• **Task details**
Scan the entries below. List each line with "Christum".

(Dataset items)
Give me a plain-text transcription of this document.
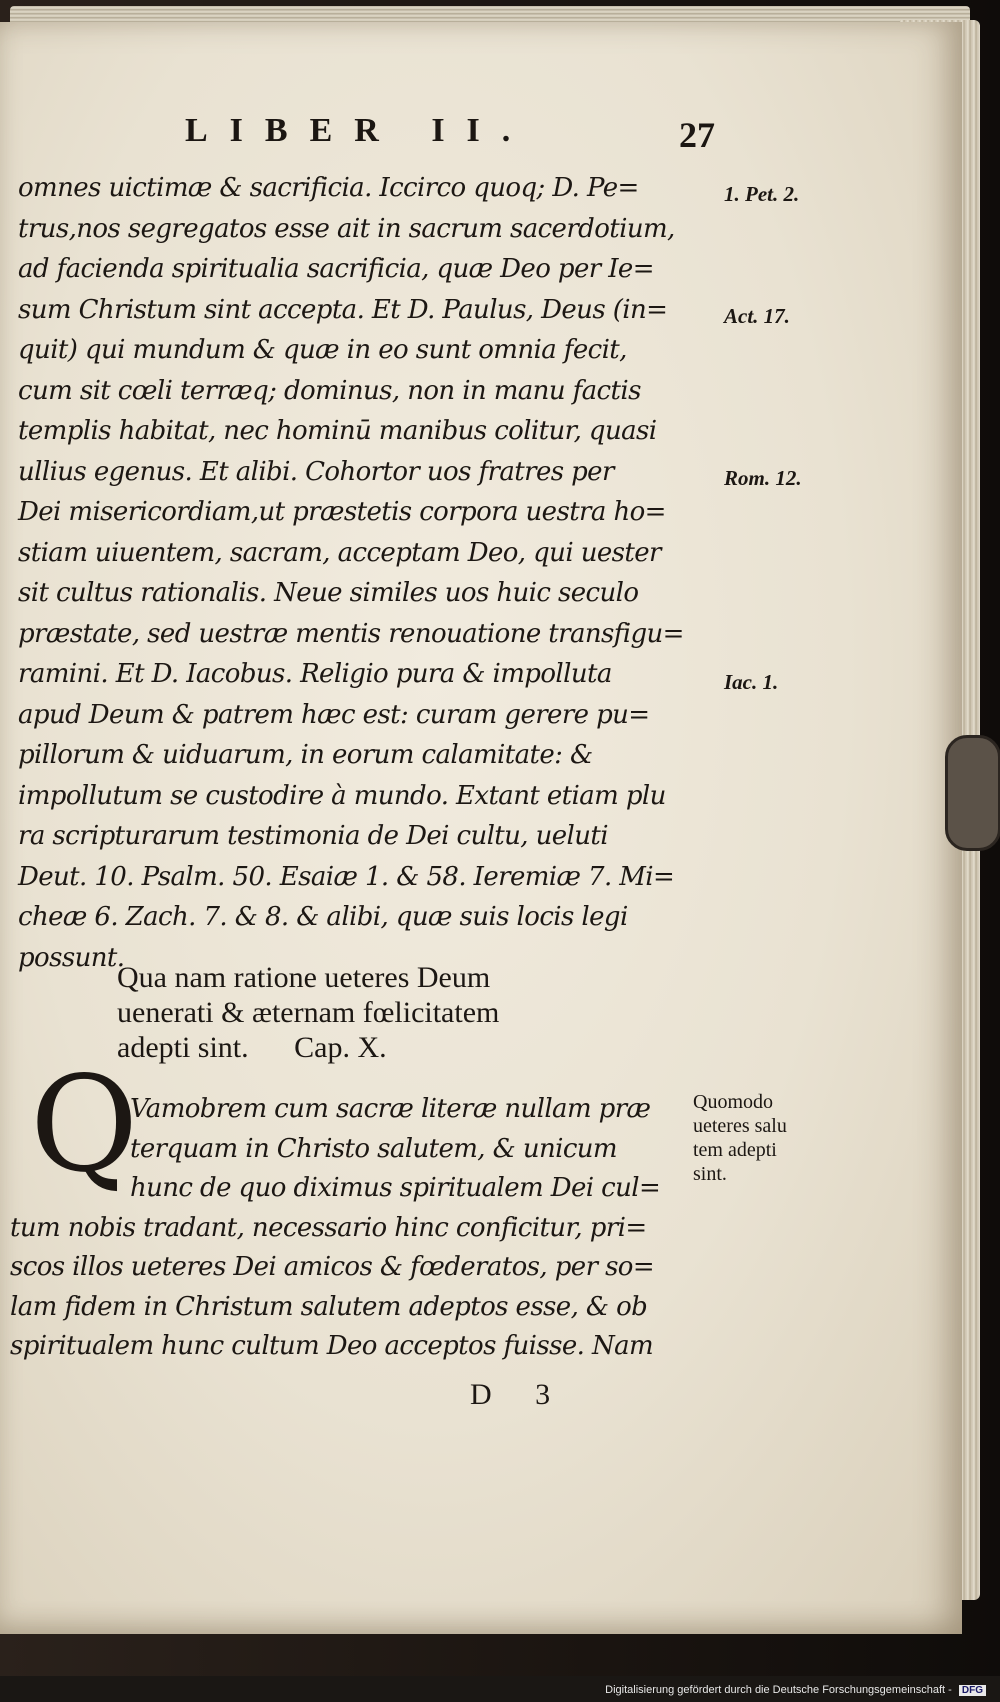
LIBER II.	27
omnes uictimæ & sacrificia. Iccirco quoq; D. Pe=
trus,nos segregatos esse ait in sacrum sacerdotium,
ad facienda spiritualia sacrificia, quæ Deo per Ie=
sum Christum sint accepta. Et D. Paulus, Deus (in=
quit) qui mundum & quæ in eo sunt omnia fecit,
cum sit cœli terræq; dominus, non in manu factis
templis habitat, nec hominū manibus colitur, quasi
ullius egenus. Et alibi. Cohortor uos fratres per
Dei misericordiam,ut præstetis corpora uestra ho=
stiam uiuentem, sacram, acceptam Deo, qui uester
sit cultus rationalis. Neue similes uos huic seculo
præstate, sed uestræ mentis renouatione transfigu=
ramini. Et D. Iacobus. Religio pura & impolluta
apud Deum & patrem hæc est: curam gerere pu=
pillorum & uiduarum, in eorum calamitate: &
impollutum se custodire à mundo. Extant etiam plu
ra scripturarum testimonia de Dei cultu, ueluti
Deut. 10. Psalm. 50. Esaiæ 1. & 58. Ieremiæ 7. Mi=
cheæ 6. Zach. 7. & 8. & alibi, quæ suis locis legi
possunt.
1. Pet. 2.
Act. 17.
Rom. 12.
Iac. 1.
Qua nam ratione ueteres Deum
uenerati & æternam fœlicitatem
adepti sint. Cap. X.
Q
Vamobrem cum sacræ literæ nullam præ
terquam in Christo salutem, & unicum
hunc de quo diximus spiritualem Dei cul=
tum nobis tradant, necessario hinc conficitur, pri=
scos illos ueteres Dei amicos & fœderatos, per so=
lam fidem in Christum salutem adeptos esse, & ob
spiritualem hunc cultum Deo acceptos fuisse. Nam
Quomodo
ueteres salu
tem adepti
sint.
D 3
Digitalisierung gefördert durch die Deutsche Forschungsgemeinschaft - DFG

• **Finished answer**
sum Christum sint accepta. Et D. Paulus, Deus (in=
lam fidem in Christum salutem adeptos esse, & ob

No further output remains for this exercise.